- _Extrait de page_
Aïssa Djouamaa, producteur et réalisateur Algérien, à l’Expression: “Cilima, mon projet documentaire…”

Aïssa Djouamaa, producteur et réalisateur Algérien, à l’Expression: “Cilima, mon projet documentaire…”

Il y a des visages que l’on croise ici et là au détour d’un festival sans savoir qui c’est. Avec son regard azur profond, Aïssa ne pouvait pas passer inaperçu. Ce boulimique de cinéma a plein de projets et de films au compteur. Mais qui est Aïssa, que fait-il, que prépare-t-il, que compte-t-il apporter de nouveau dans la nébuleuse du cinéma algérien. Réponse ici…

L’Expression: Tout d’abord, pourriez-vous vous présenter à nos lecteurs?

Aïssa Djouamaa: Je suis réalisateur, scénariste, rédacteur, directeur photo. Originaire de Souk Ahras. J’ai fait l’Ecole du cinéma de Tunis pendant trois ans. Ensuite, j’ai participé à pas mal de festivals à travers des films d’école. Ensuite, j’ai eu mon diplôme de réalisateur en 2010 et de scénariste et assistanat aussi. J’ai réalisé mon premier film en 2010. C’était presque un long métrage. Il a été tourné un peu en Algérie, Barcelone, Jordanie et à Tunis. Il s’appelait Un cri sans écho. Un film doc sur les musiciens marginalisés de ma ville.

- _Objectif 1_
Énumérez tous les lieux de tournage du premier film d'Aïssa Djouamaa cités dans l'entretien.
- _Objectif 2_
Poursuivez l'entretien avec Aïssa Djouamaa à partir de sa dernière phrase.
Le matériel qui suit est sans rapport avec l'entretien.

- _Données_
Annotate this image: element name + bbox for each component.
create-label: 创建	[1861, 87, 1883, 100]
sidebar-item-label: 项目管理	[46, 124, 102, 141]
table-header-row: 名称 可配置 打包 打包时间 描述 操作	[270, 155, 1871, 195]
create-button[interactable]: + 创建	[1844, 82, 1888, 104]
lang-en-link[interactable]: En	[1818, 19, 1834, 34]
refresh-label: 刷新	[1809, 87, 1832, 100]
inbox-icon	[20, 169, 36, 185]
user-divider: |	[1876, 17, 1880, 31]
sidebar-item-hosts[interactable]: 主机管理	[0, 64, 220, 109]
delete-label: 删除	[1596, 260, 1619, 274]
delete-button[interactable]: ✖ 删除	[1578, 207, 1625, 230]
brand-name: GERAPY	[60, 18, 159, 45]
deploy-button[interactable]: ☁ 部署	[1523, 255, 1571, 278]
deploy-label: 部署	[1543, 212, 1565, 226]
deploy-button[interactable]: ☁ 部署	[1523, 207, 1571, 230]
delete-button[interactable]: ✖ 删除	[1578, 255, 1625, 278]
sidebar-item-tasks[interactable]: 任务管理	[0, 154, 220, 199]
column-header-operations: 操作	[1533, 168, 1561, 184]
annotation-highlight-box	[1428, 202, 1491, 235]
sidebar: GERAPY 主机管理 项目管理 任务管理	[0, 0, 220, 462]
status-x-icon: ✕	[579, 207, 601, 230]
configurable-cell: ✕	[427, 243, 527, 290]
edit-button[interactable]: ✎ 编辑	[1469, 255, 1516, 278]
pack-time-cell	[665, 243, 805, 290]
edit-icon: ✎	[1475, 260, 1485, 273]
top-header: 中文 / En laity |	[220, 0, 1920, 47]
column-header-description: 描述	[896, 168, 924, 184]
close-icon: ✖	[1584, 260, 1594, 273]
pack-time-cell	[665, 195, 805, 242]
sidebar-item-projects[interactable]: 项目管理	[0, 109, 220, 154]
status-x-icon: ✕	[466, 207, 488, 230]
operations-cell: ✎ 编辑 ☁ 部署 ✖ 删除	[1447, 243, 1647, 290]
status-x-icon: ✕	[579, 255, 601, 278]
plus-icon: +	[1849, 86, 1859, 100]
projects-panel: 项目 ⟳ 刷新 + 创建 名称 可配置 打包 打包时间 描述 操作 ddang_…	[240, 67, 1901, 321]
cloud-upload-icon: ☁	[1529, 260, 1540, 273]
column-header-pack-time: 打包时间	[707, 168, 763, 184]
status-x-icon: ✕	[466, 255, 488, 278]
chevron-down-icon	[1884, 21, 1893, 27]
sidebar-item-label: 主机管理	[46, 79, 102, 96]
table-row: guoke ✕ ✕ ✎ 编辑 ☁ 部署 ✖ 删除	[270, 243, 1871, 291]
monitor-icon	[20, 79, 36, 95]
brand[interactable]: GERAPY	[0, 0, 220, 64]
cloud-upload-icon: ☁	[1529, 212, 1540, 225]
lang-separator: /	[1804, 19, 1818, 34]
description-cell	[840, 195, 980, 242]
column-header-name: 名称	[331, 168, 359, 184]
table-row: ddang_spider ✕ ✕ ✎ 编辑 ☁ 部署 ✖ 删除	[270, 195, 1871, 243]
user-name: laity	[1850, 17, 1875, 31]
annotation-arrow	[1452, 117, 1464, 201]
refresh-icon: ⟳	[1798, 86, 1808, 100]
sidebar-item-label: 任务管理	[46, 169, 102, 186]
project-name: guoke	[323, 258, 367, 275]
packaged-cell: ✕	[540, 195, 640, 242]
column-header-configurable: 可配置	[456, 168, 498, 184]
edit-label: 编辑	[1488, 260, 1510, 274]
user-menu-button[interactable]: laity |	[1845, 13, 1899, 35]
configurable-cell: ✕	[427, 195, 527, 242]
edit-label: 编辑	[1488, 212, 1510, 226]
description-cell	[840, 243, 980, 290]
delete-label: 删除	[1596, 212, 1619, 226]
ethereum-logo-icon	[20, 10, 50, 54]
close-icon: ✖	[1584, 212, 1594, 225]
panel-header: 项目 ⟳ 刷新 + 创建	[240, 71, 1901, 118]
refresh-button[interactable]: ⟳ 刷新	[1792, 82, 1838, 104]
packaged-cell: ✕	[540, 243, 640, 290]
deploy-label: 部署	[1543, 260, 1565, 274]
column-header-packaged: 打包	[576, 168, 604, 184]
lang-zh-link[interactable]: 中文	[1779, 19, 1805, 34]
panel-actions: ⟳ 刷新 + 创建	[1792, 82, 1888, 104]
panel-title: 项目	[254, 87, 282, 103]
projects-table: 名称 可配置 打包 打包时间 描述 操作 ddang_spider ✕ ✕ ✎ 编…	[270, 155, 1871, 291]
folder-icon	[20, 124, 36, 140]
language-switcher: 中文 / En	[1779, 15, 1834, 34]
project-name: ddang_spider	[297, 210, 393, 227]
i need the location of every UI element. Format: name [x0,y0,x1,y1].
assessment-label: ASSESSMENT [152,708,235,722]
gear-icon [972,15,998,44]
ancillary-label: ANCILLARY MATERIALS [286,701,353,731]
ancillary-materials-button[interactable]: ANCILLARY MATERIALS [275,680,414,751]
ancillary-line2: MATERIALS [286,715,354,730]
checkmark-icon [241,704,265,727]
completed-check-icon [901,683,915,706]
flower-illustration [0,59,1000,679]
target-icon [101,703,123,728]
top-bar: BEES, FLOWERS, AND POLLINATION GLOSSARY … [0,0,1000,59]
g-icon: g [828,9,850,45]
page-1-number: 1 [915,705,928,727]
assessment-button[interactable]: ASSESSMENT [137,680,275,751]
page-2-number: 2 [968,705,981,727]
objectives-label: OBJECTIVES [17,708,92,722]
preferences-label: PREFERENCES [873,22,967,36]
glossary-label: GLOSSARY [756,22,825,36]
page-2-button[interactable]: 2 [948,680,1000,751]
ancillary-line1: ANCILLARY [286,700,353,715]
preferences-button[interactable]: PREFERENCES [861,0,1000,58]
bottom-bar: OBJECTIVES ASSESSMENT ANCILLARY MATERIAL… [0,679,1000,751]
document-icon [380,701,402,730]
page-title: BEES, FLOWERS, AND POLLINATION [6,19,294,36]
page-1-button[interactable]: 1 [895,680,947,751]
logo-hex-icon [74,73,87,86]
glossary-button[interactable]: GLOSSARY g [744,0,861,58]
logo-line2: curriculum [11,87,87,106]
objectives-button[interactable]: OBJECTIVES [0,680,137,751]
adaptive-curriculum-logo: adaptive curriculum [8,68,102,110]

- _Réponse finale 1_
L'Algérie, Barcelone, la Jordanie et Tunis.

- _Réponse finale 2_
J’ai enseigné l’audiovisuel après, dans des maisons de jeunes etc. entre-temps, j’ai réalisé mon deuxième film qui s’appelle La couleur, le pays et moi. Le film a eu un Prix au Festival du court métrage de Béjaïa en 2013. J’ai participé à quelques festivals en Algérie. Entre-temps, j’ai participé au premier laboratoire documentaire avec l’Institut français en 2014. J’ai réalisé Makache kifache, un film qui a eu un Prix à Béjaïa, à Mostaganem.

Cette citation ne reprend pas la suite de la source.